- **Soal Tertulis a**: Dalam teks sumber tentang Mama Kristina Lolon, apa warna kursi plastik yang diduduki perempuan itu?

- **Teks Sumber**:
--*--

Oleh: Ahmad Nawawi
Perempuan tua itu bernama;
Cinta kasih sayang yang tiada jeda
Tahan memikul bahagia dan sengsara
Dalam satu tarikan nafas
Setelah mandat pengorbanan dihunus
Lalu pedang menikam kehendak
Lalu pada tangan
Dia mendekap halus dan memeluk damai
Perempuan tua itu bernama;
mama Kristina Lolon
Perempuan itu duduk pada kursi plastik berwarna biru, dikedipkannya mata lentiknya yang terlihat masih merona dan semakin lucu. Aku begitu senang melihat ikatan rambutnya yang rapi. Lalu urat kulitnya mencolok, tapi giginya masih kuat mengunyah Leye – makanan tradisional – yang dia konsumsi hampir memasuki 30 tahun dan sirih pinang yang dia kunyah hampir setiap hari. Aku duduk tepat di hadapan beliau, tidak keluar sepatah pertanyaan dariku, aku hanya memandang beliau lengkap dari atas ke bawah. Mama Kristina Lolon. Warga Hoelea II menganggap perempuan sepuh itu sebagai ibu dari semua masyarakat desa. Mengapa demikian? Tentu ada kaitannya dengan beban beliau memikul kewajiban melakoni Putting.

--*--

- **Cuplikan Catatan**:
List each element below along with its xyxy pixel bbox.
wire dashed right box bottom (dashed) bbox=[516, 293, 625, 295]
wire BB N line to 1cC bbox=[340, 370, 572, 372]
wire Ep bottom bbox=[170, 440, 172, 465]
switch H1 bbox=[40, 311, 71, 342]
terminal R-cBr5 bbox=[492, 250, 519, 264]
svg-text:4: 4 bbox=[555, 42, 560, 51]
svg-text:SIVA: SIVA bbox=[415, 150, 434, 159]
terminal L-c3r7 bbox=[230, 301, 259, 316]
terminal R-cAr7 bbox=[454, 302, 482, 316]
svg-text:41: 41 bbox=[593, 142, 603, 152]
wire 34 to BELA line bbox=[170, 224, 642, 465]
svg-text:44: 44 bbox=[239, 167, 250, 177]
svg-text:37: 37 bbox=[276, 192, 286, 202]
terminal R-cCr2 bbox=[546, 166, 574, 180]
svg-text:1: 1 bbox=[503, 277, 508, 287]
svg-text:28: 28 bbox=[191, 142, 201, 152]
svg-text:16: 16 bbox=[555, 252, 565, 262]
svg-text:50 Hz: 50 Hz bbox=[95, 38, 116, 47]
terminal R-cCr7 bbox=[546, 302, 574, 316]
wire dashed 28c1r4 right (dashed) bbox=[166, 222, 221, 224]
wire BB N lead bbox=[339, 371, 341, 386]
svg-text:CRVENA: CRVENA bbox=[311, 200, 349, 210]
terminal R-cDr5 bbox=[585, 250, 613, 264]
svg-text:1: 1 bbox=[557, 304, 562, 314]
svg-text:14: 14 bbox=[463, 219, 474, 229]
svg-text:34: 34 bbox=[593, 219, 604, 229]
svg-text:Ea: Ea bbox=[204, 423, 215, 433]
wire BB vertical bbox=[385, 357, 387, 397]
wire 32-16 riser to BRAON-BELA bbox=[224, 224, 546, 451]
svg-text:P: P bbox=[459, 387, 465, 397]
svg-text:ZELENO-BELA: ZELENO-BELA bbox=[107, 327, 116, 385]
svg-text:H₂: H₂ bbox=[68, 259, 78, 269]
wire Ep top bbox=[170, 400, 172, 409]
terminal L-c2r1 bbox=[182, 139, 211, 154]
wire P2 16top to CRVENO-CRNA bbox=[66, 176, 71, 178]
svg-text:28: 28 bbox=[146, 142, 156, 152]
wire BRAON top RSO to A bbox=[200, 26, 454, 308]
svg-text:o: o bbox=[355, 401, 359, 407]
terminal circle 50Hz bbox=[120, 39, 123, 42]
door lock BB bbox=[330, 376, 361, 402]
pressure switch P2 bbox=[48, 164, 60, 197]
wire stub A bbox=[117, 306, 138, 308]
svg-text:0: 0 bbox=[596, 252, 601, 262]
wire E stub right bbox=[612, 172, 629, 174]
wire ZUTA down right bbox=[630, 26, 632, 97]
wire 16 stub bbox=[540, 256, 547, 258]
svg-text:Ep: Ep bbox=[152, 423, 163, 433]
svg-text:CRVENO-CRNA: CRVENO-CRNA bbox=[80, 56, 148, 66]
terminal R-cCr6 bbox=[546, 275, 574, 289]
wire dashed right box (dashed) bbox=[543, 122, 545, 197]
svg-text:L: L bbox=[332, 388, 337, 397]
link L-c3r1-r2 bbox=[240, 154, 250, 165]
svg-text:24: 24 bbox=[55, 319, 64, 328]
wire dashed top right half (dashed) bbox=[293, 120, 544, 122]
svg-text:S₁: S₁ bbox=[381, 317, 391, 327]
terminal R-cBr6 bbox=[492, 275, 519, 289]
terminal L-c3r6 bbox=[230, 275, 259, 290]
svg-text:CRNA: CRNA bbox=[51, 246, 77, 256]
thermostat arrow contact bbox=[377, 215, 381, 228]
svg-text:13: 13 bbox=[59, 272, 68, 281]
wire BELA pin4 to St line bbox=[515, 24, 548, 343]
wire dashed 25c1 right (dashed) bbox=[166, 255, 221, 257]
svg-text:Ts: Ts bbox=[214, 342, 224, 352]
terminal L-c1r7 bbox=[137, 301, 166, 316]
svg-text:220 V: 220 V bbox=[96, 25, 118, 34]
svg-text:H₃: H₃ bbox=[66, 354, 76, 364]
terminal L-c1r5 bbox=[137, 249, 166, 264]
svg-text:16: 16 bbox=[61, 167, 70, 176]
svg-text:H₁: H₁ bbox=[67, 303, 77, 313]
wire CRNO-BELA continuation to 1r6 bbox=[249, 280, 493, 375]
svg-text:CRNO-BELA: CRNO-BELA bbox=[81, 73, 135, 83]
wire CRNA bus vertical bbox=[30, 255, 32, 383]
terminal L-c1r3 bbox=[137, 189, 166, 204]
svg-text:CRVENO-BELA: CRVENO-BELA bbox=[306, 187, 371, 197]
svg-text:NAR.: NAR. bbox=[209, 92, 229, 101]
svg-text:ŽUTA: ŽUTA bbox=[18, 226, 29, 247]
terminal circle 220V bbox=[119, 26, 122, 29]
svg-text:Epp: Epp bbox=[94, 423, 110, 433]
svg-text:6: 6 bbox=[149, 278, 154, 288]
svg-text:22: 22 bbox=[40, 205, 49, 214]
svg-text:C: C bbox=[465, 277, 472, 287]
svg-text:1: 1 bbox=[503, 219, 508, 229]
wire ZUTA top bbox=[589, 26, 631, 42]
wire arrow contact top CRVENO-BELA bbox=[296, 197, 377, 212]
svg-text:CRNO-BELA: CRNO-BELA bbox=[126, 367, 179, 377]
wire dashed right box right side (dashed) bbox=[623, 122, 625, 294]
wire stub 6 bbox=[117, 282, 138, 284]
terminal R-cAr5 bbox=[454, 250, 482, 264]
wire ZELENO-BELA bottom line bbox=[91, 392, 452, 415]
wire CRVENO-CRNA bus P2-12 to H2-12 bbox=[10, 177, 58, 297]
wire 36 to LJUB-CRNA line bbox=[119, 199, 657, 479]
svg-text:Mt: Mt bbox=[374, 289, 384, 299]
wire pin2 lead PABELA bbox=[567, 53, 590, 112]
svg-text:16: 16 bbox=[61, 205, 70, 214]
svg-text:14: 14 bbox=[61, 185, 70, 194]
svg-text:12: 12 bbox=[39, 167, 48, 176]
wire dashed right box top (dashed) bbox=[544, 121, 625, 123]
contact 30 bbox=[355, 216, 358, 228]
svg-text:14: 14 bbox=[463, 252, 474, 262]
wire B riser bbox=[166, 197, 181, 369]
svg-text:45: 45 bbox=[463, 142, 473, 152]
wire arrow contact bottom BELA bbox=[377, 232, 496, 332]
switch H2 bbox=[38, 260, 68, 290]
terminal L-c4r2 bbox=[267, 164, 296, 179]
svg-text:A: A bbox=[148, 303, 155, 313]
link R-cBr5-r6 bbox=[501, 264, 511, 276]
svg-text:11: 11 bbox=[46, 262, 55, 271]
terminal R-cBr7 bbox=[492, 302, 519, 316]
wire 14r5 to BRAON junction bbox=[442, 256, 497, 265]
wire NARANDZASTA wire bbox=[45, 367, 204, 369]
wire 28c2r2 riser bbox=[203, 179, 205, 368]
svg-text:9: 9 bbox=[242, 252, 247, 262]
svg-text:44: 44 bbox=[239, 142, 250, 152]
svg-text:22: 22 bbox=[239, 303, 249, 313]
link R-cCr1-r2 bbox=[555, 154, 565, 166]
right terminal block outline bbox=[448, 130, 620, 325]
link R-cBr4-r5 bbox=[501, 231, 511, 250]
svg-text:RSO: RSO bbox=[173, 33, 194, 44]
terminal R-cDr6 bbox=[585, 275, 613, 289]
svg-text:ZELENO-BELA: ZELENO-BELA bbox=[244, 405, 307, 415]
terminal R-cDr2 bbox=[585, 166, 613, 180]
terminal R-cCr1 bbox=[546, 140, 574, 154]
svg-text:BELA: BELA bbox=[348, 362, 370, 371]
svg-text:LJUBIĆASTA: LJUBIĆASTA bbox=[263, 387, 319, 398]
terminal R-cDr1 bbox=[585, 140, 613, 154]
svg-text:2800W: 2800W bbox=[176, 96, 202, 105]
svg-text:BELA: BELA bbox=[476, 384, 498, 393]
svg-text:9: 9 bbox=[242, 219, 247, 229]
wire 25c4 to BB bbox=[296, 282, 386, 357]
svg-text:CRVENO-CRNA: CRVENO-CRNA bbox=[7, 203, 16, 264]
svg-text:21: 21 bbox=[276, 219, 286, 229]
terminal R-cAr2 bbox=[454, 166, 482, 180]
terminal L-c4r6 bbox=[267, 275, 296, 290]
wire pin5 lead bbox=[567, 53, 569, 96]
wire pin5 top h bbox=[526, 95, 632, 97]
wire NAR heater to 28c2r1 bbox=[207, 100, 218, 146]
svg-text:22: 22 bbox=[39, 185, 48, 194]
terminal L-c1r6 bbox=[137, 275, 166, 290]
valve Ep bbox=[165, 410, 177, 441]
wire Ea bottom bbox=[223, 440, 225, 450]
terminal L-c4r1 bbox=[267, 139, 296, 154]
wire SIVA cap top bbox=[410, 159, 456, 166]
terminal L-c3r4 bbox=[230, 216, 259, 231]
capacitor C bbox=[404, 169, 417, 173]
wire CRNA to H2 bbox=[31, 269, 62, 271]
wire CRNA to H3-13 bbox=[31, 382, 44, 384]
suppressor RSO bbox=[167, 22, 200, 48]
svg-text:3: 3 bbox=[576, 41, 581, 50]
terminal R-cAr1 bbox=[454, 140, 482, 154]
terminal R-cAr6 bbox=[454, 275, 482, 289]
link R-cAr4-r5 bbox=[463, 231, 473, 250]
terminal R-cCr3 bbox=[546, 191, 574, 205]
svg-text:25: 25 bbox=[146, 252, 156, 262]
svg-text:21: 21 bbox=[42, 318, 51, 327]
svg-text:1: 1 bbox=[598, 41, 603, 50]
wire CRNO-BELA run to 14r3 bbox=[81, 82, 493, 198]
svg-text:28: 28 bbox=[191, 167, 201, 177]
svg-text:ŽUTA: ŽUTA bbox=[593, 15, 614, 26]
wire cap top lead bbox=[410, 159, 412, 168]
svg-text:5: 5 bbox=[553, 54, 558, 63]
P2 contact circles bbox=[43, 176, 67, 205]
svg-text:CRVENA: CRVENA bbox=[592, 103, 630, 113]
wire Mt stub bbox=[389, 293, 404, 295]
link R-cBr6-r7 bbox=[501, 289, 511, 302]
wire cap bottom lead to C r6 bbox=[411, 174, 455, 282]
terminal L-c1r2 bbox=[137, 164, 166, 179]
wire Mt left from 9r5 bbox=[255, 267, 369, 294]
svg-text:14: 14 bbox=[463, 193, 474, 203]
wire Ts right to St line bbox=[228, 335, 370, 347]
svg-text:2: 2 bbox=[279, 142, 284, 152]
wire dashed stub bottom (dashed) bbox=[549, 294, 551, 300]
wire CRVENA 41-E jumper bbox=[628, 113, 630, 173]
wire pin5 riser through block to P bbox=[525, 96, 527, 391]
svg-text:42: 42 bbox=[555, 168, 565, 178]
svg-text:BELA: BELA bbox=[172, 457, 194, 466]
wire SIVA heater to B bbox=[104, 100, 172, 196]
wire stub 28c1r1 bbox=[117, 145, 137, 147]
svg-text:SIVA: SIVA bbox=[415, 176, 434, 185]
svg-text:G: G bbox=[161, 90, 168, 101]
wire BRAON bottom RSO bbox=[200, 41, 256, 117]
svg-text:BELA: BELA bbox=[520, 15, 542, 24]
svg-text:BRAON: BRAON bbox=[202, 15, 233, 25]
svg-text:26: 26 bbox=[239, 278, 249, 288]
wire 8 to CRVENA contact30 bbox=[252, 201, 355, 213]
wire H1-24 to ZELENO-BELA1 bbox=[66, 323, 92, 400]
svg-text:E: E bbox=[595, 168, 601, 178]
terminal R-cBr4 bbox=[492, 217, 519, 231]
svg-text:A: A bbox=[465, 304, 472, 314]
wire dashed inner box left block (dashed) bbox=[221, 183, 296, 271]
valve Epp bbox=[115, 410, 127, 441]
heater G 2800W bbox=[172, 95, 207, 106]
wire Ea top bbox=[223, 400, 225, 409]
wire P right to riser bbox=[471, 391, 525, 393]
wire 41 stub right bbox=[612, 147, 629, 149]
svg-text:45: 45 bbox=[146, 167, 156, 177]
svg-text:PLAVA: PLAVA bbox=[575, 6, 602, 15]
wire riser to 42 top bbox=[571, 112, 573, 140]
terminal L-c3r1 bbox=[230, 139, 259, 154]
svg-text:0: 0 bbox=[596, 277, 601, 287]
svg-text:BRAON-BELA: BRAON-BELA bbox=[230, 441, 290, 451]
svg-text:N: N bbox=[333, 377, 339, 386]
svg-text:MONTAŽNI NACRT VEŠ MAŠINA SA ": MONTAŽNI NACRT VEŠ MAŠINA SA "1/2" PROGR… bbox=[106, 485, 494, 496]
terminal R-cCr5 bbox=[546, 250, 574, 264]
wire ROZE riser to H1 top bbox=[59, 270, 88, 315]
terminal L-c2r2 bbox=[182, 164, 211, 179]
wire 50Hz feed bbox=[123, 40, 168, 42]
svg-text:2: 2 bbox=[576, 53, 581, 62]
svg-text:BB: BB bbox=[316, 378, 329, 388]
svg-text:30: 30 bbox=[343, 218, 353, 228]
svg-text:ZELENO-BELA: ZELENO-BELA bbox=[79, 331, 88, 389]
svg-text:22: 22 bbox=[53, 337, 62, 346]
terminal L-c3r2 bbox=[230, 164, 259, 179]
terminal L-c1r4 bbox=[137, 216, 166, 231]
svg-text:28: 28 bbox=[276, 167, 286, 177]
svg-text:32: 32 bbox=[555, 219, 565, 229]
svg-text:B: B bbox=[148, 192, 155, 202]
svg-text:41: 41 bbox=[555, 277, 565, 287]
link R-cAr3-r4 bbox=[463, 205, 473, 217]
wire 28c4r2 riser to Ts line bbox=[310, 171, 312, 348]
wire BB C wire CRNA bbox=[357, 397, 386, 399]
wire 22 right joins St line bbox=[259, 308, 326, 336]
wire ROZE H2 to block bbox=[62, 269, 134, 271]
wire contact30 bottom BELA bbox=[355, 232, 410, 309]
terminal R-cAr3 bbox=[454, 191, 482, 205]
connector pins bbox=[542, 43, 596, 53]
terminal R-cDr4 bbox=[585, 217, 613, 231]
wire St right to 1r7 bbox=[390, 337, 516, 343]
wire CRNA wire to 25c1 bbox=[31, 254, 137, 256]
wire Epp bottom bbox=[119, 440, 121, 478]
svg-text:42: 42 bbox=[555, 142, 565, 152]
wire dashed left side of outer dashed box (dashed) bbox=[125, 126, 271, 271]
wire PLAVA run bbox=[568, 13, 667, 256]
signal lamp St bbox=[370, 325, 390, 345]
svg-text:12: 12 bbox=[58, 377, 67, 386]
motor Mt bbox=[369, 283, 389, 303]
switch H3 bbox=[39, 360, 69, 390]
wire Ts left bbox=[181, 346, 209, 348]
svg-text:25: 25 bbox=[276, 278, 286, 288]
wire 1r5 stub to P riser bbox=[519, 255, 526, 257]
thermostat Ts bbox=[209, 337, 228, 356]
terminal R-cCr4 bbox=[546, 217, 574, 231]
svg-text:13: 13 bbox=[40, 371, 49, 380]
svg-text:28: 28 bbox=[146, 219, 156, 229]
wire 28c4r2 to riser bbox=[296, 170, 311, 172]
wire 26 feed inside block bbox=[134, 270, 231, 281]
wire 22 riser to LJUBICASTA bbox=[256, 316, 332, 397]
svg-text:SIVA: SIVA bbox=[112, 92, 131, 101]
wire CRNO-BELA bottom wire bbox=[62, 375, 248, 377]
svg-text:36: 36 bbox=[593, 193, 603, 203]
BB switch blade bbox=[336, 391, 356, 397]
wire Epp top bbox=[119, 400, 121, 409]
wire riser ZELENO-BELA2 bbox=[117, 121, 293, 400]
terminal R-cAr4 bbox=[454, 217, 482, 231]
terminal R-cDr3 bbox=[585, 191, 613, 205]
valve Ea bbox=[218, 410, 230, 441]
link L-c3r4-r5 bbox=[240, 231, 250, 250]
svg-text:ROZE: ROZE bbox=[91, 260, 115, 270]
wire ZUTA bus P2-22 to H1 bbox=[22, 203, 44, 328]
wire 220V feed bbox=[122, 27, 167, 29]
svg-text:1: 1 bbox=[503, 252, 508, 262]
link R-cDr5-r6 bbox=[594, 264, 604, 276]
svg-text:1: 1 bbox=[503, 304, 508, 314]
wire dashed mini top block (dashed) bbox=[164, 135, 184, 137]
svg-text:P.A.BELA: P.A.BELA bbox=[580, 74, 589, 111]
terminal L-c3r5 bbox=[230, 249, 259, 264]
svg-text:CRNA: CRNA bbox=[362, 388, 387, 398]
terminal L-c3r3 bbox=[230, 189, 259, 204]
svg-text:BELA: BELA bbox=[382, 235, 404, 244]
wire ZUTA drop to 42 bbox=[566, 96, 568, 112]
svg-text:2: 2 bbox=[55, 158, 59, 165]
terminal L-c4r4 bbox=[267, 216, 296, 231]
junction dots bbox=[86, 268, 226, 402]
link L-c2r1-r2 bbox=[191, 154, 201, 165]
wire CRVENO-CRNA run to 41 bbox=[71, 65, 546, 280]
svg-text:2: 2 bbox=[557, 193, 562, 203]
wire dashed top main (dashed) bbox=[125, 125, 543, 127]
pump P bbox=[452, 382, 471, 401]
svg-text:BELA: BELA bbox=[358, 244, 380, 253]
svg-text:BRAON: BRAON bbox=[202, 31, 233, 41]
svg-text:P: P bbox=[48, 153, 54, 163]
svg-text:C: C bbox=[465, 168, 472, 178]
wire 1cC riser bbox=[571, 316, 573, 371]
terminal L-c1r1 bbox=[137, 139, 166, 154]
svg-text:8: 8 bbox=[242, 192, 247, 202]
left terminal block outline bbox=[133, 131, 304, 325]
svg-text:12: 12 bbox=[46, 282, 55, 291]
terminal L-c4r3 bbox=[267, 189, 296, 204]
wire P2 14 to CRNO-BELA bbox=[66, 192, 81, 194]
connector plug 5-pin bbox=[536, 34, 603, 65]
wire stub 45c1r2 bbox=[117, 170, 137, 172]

--*--

- **Soal Tertulis b**: Ulangi persis baris-baris catatan dari awal catatan sampai baris yang memuat "svg-text:Ea: Ea bbox=[204, 423, 215, 433]". Baris awal dan baris akhir itu ikut disalin.

- **Jawaban Lengkap a**: Biru.

- **Jawaban Lengkap b**:
List each element below along with its xyxy pixel bbox.
wire dashed right box bottom (dashed) bbox=[516, 293, 625, 295]
wire BB N line to 1cC bbox=[340, 370, 572, 372]
wire Ep bottom bbox=[170, 440, 172, 465]
switch H1 bbox=[40, 311, 71, 342]
terminal R-cBr5 bbox=[492, 250, 519, 264]
svg-text:4: 4 bbox=[555, 42, 560, 51]
svg-text:SIVA: SIVA bbox=[415, 150, 434, 159]
terminal L-c3r7 bbox=[230, 301, 259, 316]
terminal R-cAr7 bbox=[454, 302, 482, 316]
svg-text:41: 41 bbox=[593, 142, 603, 152]
wire 34 to BELA line bbox=[170, 224, 642, 465]
svg-text:44: 44 bbox=[239, 167, 250, 177]
svg-text:37: 37 bbox=[276, 192, 286, 202]
terminal R-cCr2 bbox=[546, 166, 574, 180]
svg-text:1: 1 bbox=[503, 277, 508, 287]
svg-text:28: 28 bbox=[191, 142, 201, 152]
svg-text:16: 16 bbox=[555, 252, 565, 262]
svg-text:50 Hz: 50 Hz bbox=[95, 38, 116, 47]
terminal R-cCr7 bbox=[546, 302, 574, 316]
wire dashed 28c1r4 right (dashed) bbox=[166, 222, 221, 224]
wire BB N lead bbox=[339, 371, 341, 386]
svg-text:CRVENA: CRVENA bbox=[311, 200, 349, 210]
terminal R-cDr5 bbox=[585, 250, 613, 264]
svg-text:1: 1 bbox=[557, 304, 562, 314]
svg-text:14: 14 bbox=[463, 219, 474, 229]
svg-text:34: 34 bbox=[593, 219, 604, 229]
svg-text:Ea: Ea bbox=[204, 423, 215, 433]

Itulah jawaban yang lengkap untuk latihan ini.